Pick out each line in these entries that contains the string "JSON".

▶ _Provided material_:
== == ==

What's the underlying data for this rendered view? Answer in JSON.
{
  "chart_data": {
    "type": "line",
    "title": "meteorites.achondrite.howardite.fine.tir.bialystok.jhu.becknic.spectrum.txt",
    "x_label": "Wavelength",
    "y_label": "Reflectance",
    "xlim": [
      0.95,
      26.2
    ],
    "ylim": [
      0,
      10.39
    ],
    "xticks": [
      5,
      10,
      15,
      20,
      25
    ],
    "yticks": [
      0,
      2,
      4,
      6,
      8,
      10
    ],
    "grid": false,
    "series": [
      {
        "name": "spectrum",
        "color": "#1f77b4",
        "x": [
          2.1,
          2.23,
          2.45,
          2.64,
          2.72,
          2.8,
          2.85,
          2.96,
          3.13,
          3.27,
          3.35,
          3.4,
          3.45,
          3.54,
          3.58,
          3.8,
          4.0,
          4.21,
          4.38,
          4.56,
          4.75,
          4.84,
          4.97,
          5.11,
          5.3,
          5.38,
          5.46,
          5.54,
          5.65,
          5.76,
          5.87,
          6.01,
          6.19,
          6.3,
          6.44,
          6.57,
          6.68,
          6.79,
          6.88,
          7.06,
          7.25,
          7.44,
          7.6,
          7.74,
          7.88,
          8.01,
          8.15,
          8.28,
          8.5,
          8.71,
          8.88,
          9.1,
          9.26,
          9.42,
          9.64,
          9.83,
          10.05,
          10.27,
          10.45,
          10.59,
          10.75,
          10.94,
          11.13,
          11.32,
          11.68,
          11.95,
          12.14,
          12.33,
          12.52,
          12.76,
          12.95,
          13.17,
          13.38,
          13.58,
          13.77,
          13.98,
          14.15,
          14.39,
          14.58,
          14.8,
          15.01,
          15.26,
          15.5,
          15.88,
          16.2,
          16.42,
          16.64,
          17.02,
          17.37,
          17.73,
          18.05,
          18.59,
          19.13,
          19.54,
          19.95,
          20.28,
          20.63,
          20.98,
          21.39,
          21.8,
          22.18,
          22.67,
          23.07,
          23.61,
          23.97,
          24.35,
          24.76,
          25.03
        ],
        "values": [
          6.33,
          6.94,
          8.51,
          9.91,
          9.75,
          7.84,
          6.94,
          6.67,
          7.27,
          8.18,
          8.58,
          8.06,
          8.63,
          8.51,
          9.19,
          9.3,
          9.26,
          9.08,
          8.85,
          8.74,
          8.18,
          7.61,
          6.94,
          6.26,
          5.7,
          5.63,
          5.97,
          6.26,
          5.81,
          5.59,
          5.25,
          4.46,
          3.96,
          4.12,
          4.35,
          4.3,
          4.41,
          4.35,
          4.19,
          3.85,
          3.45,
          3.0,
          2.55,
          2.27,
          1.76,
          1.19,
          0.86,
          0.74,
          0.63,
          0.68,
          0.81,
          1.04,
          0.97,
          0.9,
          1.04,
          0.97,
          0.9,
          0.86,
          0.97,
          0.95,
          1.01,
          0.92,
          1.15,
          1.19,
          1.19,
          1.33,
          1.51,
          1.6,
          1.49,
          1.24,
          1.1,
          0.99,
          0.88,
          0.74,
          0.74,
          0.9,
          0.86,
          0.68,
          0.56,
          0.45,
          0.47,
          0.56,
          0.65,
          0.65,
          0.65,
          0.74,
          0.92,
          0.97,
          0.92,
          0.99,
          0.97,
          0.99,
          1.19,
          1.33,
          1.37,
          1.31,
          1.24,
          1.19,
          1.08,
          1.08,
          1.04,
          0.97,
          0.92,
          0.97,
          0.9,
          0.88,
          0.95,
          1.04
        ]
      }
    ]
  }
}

== == ==

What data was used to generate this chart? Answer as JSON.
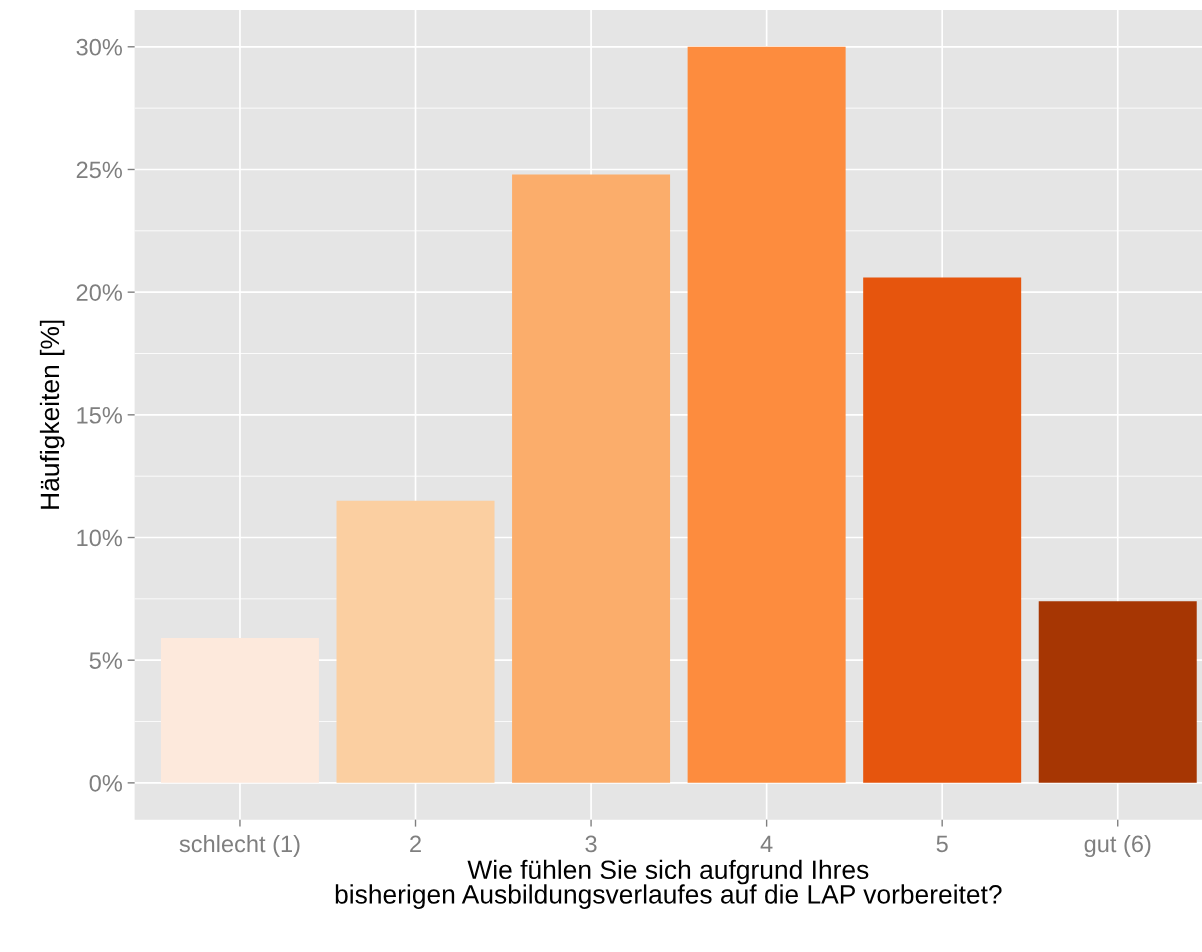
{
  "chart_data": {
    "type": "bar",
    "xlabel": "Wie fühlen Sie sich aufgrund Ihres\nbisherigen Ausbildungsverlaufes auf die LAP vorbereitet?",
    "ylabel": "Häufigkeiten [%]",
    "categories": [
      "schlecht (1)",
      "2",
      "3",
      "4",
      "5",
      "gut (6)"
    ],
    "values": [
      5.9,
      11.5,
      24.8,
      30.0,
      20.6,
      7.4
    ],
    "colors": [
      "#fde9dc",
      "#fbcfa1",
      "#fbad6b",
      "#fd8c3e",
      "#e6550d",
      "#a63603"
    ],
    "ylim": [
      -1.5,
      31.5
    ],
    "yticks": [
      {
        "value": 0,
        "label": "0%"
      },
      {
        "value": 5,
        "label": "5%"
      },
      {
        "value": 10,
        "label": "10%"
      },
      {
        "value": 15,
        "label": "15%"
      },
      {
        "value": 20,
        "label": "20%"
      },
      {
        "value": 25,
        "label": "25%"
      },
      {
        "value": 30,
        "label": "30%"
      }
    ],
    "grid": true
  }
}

== == ==

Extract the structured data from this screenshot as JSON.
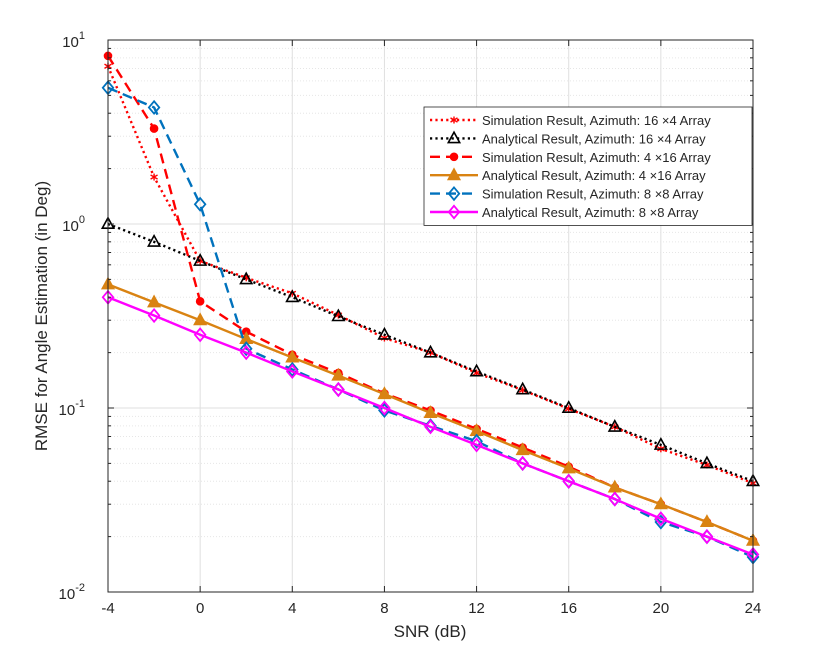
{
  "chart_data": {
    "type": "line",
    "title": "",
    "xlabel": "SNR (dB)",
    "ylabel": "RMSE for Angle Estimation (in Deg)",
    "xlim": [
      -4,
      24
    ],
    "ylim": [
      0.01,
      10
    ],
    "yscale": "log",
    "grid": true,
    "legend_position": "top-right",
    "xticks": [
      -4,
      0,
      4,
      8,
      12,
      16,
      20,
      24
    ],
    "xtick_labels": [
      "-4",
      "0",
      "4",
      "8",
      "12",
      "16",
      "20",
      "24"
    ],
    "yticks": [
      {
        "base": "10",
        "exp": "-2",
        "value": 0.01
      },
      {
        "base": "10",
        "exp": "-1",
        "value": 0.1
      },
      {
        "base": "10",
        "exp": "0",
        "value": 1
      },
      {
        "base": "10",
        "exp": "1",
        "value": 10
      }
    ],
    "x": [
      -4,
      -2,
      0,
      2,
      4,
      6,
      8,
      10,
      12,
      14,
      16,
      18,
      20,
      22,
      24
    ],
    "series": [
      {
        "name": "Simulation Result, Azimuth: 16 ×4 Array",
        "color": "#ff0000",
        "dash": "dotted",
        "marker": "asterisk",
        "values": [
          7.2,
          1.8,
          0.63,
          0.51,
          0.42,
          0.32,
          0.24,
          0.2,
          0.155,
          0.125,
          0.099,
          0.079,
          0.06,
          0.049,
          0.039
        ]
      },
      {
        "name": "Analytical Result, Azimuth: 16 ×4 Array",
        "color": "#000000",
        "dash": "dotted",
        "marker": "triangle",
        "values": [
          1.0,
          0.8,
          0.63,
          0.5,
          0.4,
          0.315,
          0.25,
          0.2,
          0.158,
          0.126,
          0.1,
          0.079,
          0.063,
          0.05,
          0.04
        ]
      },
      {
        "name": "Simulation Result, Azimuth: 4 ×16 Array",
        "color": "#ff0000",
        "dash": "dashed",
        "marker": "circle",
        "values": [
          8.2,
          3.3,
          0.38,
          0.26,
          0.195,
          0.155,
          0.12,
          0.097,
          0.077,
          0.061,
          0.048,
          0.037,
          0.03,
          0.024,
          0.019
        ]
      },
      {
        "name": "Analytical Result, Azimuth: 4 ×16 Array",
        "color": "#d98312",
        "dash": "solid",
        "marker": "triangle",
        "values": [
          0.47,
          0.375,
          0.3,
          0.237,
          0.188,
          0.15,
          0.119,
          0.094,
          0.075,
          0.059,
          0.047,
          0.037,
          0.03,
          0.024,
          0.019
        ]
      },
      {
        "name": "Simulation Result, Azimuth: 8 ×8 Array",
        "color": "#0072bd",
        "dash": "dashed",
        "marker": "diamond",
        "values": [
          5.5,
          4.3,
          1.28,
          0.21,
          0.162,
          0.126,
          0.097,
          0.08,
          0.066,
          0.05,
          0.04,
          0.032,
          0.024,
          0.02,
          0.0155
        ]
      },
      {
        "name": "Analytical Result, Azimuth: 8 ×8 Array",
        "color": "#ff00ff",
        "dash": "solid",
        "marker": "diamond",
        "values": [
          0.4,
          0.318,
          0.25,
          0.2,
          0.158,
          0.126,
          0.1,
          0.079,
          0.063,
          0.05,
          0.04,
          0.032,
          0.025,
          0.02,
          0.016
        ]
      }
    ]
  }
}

== == ==

▶ _The output_:
What's the underlying data for this rendered view? Answer in JSON.
What data was used to generate this chart? Answer as JSON.
Extract the structured data from this screenshot as JSON.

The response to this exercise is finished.